== Records for the exercise ==

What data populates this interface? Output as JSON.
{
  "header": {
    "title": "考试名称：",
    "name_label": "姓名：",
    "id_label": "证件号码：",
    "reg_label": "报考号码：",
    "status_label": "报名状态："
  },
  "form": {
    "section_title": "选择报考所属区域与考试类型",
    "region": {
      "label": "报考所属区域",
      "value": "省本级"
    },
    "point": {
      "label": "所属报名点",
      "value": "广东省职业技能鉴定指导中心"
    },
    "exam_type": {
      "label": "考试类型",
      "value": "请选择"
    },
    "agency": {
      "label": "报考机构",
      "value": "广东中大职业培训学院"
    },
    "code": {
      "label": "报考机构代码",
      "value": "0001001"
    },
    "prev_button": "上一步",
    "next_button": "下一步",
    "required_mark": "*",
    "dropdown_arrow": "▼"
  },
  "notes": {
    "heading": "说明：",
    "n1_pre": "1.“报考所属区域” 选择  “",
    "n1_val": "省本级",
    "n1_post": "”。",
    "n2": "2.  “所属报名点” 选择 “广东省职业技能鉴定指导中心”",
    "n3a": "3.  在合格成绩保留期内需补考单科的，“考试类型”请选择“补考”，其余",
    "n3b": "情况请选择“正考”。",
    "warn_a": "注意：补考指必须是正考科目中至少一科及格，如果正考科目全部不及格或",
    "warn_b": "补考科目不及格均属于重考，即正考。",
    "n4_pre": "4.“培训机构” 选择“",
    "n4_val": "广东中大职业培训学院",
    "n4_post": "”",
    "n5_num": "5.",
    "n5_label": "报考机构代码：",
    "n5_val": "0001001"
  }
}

===

* [Required work] Your task is to repeat the data exactly, with nothing left out.

* [Task answer]
What data populates this interface? Output as JSON.
{
  "header": {
    "title": "考试名称：",
    "name_label": "姓名：",
    "id_label": "证件号码：",
    "reg_label": "报考号码：",
    "status_label": "报名状态："
  },
  "form": {
    "section_title": "选择报考所属区域与考试类型",
    "region": {
      "label": "报考所属区域",
      "value": "省本级"
    },
    "point": {
      "label": "所属报名点",
      "value": "广东省职业技能鉴定指导中心"
    },
    "exam_type": {
      "label": "考试类型",
      "value": "请选择"
    },
    "agency": {
      "label": "报考机构",
      "value": "广东中大职业培训学院"
    },
    "code": {
      "label": "报考机构代码",
      "value": "0001001"
    },
    "prev_button": "上一步",
    "next_button": "下一步",
    "required_mark": "*",
    "dropdown_arrow": "▼"
  },
  "notes": {
    "heading": "说明：",
    "n1_pre": "1.“报考所属区域” 选择  “",
    "n1_val": "省本级",
    "n1_post": "”。",
    "n2": "2.  “所属报名点” 选择 “广东省职业技能鉴定指导中心”",
    "n3a": "3.  在合格成绩保留期内需补考单科的，“考试类型”请选择“补考”，其余",
    "n3b": "情况请选择“正考”。",
    "warn_a": "注意：补考指必须是正考科目中至少一科及格，如果正考科目全部不及格或",
    "warn_b": "补考科目不及格均属于重考，即正考。",
    "n4_pre": "4.“培训机构” 选择“",
    "n4_val": "广东中大职业培训学院",
    "n4_post": "”",
    "n5_num": "5.",
    "n5_label": "报考机构代码：",
    "n5_val": "0001001"
  }
}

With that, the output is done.